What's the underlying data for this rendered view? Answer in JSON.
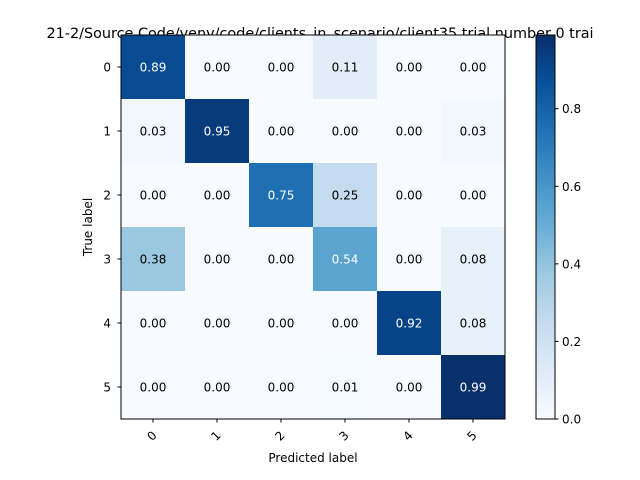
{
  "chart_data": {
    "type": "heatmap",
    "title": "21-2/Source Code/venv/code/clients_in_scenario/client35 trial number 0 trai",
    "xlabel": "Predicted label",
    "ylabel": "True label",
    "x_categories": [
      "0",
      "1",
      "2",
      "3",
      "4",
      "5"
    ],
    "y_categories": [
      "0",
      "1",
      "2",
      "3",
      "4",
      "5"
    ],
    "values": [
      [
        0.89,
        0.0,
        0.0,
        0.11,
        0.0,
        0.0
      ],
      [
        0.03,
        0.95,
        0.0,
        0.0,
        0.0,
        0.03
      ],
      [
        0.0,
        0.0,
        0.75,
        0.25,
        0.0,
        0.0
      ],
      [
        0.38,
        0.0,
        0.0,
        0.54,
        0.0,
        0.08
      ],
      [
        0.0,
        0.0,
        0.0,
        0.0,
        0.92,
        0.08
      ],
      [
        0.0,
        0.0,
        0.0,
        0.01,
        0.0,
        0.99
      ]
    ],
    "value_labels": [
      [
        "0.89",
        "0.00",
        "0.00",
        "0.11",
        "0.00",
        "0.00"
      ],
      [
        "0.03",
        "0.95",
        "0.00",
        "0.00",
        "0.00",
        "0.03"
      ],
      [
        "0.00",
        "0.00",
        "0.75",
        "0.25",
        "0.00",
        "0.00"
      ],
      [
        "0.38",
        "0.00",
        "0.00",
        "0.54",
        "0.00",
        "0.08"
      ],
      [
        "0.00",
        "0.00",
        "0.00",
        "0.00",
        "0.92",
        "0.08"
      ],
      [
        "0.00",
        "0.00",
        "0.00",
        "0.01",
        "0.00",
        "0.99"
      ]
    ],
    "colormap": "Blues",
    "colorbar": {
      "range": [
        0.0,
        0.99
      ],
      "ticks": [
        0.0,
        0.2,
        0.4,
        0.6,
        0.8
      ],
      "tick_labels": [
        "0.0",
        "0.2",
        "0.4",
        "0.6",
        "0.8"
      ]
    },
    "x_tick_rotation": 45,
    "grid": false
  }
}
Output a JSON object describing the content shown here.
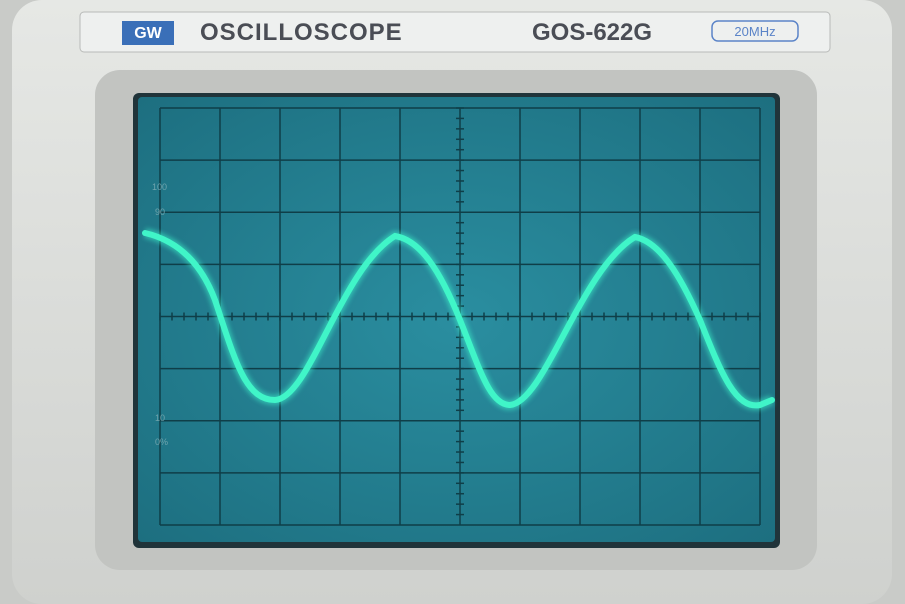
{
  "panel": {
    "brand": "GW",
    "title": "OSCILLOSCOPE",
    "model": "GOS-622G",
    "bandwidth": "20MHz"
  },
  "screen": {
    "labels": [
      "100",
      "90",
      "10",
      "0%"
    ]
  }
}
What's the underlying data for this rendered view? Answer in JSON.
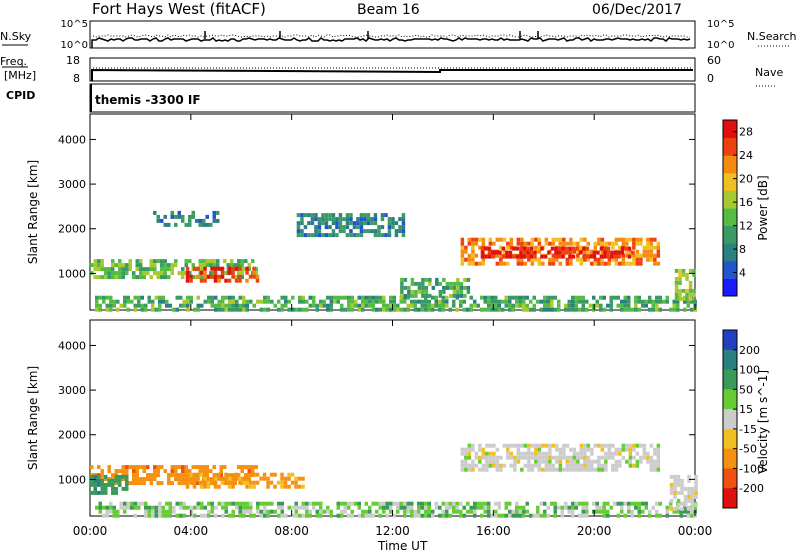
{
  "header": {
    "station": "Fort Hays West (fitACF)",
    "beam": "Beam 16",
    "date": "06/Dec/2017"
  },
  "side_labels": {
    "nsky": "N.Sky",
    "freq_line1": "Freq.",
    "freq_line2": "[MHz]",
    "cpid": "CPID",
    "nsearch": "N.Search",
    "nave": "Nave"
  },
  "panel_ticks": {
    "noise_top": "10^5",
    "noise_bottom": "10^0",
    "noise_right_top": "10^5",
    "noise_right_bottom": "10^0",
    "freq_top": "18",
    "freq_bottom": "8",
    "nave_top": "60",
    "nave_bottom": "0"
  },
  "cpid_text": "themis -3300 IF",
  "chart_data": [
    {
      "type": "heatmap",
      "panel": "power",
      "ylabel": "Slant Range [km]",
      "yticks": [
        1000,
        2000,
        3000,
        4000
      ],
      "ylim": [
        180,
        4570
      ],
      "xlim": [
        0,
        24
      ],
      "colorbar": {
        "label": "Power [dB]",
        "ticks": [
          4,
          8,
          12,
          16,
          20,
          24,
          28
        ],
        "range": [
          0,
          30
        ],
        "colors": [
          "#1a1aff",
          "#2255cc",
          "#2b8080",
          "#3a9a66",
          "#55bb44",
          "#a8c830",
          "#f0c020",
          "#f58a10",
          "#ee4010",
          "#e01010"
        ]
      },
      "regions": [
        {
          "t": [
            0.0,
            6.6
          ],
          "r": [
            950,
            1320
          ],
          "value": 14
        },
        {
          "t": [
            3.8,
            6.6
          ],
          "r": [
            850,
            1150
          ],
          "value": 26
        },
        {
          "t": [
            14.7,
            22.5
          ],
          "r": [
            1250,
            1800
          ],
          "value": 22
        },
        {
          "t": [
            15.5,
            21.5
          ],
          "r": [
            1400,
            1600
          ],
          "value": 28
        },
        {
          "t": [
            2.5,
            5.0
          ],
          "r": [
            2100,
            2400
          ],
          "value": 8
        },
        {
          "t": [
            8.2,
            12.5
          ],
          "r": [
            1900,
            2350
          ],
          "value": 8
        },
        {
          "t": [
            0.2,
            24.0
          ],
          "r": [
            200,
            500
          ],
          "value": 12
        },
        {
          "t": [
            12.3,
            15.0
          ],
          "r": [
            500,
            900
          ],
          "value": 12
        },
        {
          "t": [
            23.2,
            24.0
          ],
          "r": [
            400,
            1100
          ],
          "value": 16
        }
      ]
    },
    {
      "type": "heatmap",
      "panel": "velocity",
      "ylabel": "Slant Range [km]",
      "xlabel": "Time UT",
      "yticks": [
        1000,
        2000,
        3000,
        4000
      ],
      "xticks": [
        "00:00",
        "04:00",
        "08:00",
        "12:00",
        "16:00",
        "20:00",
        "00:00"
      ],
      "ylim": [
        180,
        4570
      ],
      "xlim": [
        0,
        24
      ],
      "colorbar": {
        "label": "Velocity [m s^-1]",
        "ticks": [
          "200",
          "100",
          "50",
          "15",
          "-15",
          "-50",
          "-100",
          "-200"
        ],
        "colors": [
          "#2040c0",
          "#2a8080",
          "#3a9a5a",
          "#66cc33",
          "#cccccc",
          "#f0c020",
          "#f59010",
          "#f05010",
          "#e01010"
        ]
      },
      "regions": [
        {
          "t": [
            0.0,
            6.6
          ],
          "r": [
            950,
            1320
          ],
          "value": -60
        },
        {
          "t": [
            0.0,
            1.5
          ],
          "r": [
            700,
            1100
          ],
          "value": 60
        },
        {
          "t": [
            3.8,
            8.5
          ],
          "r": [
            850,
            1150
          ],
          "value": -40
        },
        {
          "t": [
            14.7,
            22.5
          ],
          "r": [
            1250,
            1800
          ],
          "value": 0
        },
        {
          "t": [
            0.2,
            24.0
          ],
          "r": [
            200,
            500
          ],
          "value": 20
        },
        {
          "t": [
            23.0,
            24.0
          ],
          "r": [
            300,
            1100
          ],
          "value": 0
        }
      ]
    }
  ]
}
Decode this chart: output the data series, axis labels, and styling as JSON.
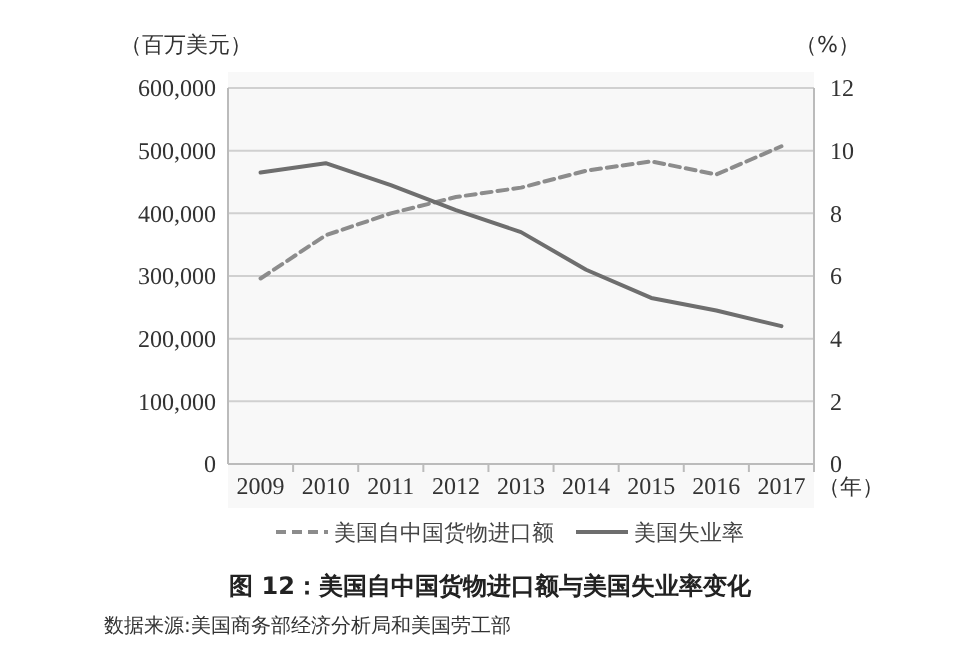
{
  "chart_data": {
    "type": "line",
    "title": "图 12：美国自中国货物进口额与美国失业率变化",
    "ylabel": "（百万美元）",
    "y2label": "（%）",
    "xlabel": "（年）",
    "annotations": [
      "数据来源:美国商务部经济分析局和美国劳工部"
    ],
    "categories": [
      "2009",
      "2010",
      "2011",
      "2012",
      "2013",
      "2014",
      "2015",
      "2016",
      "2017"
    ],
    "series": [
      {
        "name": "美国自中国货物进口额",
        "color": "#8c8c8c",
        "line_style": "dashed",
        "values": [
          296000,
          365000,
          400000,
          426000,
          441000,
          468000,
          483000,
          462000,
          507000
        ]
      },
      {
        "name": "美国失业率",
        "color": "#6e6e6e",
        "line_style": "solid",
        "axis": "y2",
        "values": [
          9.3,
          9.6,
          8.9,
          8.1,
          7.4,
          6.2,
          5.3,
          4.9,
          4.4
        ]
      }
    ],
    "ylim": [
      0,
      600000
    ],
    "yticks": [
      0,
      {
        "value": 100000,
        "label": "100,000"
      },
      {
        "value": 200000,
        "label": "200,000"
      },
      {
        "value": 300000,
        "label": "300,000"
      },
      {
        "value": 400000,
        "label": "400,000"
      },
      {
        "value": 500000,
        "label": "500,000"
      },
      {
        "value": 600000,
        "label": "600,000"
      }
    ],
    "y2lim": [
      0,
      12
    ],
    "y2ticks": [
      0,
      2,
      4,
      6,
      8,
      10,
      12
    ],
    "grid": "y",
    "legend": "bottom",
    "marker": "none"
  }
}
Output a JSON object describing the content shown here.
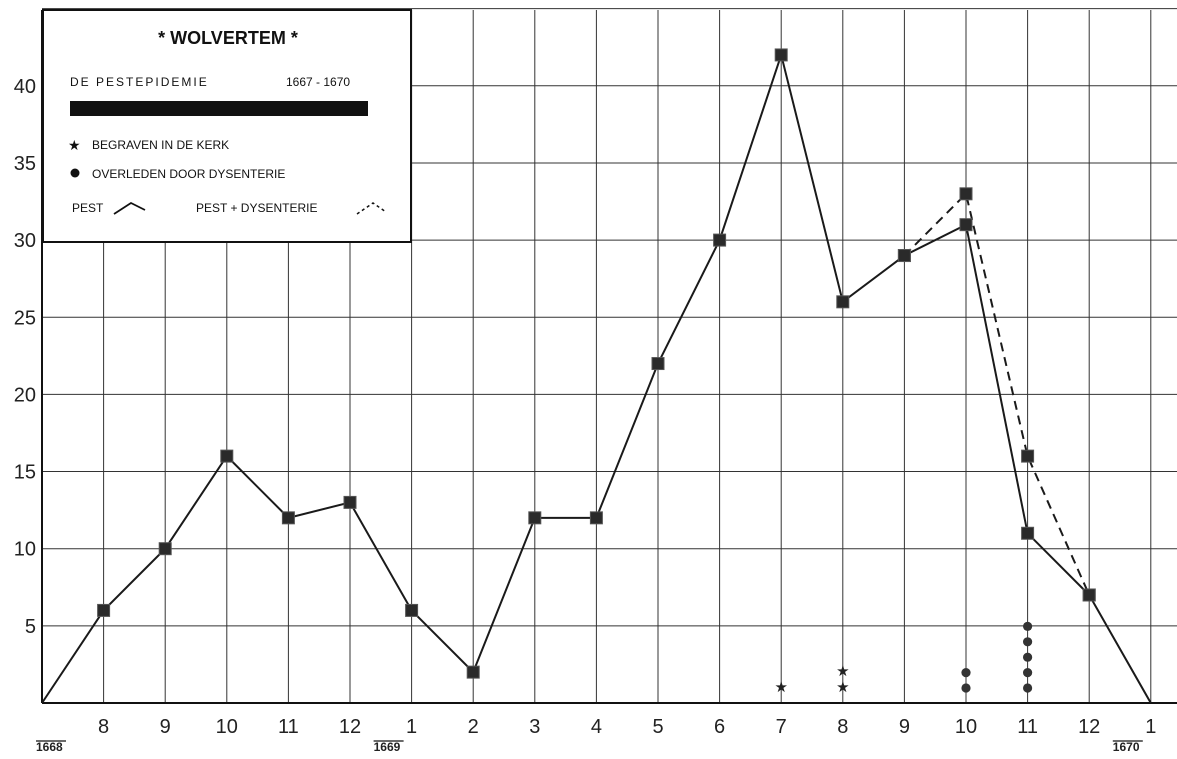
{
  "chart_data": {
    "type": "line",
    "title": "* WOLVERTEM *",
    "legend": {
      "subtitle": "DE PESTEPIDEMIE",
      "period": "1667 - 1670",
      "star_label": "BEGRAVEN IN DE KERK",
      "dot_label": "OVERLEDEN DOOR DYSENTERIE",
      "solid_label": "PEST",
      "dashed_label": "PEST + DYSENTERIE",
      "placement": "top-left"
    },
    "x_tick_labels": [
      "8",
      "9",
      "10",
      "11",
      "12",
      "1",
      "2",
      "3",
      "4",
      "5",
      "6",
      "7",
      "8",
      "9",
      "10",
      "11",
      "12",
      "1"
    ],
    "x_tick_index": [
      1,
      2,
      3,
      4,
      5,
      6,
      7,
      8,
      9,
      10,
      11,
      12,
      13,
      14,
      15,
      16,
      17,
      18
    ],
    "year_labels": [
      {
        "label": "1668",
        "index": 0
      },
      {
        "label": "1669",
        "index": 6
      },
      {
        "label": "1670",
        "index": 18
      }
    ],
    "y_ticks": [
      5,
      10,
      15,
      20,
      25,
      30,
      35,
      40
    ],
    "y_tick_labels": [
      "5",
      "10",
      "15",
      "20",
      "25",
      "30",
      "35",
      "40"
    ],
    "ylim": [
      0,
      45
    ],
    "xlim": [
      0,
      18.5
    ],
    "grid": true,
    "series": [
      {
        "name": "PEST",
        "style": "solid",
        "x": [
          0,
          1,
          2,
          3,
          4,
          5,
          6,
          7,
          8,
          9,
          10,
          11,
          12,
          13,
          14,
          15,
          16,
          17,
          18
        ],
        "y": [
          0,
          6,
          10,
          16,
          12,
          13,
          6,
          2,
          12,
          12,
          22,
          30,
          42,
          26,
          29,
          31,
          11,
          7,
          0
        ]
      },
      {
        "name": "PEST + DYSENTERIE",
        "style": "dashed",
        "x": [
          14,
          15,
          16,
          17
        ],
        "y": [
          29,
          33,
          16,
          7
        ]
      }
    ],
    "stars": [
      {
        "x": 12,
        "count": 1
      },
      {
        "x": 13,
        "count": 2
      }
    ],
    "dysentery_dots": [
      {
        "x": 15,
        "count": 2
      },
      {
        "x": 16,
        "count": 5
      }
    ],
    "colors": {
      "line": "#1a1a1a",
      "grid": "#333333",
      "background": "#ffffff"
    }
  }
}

**WHAT YOU WILL DO**
Return all lines with the word "name" in them.

**FULL OUTPUT**
        "name": "美国自中国货物进口额",
        "name": "美国失业率",
        "name": "PEST",
        "name": "PEST + DYSENTERIE",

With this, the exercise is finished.